Tally the lines with the word "circle" and report the number alone.
- - - - -
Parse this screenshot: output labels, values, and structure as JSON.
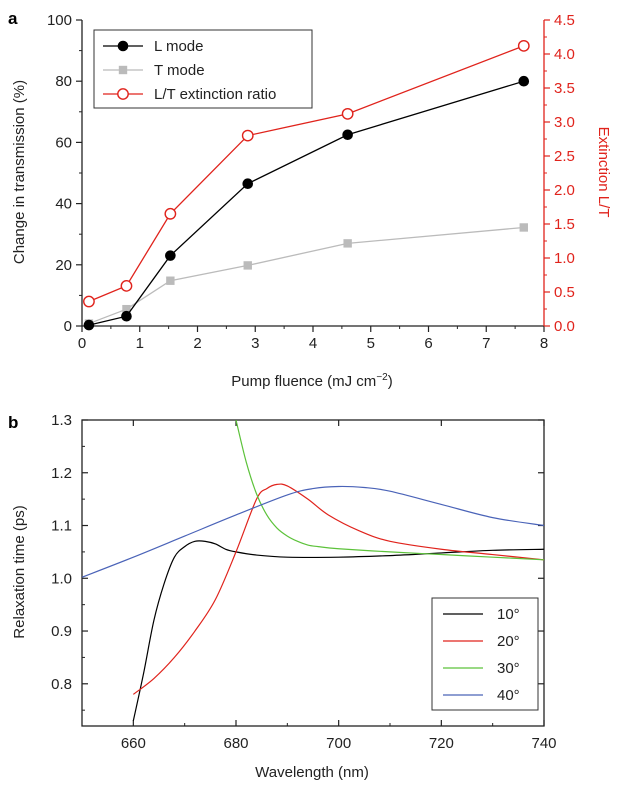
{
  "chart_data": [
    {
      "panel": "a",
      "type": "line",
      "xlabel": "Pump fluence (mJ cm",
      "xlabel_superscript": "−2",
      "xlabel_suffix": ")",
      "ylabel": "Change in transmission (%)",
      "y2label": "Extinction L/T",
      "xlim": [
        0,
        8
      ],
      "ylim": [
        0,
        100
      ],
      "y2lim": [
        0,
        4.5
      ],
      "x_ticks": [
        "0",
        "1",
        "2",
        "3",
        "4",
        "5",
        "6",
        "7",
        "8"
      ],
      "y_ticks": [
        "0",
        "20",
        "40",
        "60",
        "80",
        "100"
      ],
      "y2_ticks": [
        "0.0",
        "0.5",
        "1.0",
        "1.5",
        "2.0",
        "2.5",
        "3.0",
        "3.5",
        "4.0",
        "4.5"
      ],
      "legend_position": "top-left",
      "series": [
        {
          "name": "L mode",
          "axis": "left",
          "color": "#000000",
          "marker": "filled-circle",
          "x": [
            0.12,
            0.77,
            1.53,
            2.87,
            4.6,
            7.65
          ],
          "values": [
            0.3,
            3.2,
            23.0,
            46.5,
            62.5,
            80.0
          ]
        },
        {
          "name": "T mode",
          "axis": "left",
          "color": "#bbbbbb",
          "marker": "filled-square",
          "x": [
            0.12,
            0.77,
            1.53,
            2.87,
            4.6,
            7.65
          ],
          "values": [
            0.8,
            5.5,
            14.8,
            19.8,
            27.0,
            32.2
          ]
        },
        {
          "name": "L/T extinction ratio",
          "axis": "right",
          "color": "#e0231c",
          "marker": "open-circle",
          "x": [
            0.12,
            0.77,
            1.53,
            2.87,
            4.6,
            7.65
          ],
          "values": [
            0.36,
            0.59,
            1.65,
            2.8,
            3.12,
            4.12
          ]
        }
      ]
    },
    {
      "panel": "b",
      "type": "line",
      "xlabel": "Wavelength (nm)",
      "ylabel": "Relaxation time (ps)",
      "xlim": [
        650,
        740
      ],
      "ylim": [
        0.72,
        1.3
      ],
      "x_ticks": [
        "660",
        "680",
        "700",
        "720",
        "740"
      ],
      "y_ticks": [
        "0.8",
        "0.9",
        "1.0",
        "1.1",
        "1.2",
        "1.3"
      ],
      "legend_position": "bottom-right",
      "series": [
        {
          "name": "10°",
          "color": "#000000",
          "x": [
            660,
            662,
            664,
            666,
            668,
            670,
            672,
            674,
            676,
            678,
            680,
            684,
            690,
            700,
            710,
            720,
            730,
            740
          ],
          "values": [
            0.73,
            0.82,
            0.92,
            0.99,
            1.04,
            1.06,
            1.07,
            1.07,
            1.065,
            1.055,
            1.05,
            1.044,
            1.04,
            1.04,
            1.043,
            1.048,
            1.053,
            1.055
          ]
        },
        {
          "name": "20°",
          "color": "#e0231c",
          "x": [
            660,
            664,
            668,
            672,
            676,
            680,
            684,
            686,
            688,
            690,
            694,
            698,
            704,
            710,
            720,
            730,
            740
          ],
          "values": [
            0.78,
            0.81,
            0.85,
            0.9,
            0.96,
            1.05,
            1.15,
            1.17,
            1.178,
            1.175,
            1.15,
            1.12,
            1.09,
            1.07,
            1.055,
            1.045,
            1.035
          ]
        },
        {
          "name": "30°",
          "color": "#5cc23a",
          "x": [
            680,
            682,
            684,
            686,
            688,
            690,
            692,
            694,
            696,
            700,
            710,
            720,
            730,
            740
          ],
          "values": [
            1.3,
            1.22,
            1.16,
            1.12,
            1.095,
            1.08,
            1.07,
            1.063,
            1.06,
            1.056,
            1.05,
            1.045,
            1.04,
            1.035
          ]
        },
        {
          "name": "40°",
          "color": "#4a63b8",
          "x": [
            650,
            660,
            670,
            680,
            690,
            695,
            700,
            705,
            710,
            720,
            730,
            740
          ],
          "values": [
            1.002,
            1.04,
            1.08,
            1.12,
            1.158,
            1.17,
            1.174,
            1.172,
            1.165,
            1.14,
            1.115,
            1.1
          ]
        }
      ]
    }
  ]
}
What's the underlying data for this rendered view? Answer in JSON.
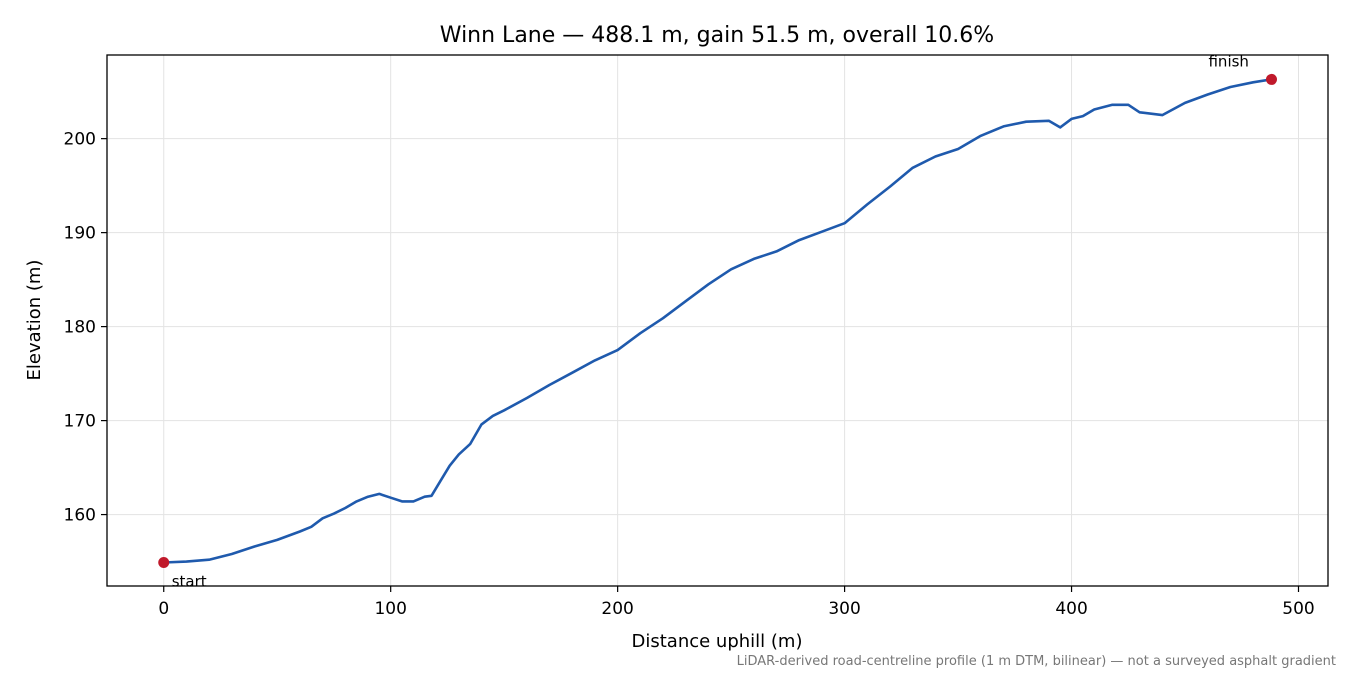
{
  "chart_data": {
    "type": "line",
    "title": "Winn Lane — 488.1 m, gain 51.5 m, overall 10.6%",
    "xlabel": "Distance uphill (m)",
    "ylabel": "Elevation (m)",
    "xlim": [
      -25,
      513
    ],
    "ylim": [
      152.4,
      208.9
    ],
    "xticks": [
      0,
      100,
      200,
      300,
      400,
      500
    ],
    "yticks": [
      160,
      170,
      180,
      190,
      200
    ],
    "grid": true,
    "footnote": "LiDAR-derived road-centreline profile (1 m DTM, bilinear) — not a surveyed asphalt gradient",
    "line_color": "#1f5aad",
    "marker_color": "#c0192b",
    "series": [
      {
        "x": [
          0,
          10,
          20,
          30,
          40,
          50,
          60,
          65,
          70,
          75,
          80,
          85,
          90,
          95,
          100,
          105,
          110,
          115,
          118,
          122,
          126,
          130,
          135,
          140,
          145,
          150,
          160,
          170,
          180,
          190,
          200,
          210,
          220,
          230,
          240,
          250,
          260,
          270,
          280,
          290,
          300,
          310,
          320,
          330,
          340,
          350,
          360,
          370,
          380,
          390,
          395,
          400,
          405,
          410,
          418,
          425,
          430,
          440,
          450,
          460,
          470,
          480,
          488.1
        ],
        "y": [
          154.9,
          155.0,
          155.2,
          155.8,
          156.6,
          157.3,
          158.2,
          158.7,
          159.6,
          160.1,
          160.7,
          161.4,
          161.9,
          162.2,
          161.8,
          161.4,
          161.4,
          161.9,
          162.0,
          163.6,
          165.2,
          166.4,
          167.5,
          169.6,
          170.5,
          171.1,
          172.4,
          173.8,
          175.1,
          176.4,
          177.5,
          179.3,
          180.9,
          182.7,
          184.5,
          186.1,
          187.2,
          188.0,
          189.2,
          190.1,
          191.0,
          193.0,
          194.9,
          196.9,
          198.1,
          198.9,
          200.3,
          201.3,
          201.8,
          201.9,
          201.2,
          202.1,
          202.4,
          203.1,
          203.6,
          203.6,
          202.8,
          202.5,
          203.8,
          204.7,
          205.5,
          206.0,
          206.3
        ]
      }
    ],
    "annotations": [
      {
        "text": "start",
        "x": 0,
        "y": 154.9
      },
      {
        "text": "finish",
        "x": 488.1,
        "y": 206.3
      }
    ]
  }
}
- - - - -
* _Solution below_: 2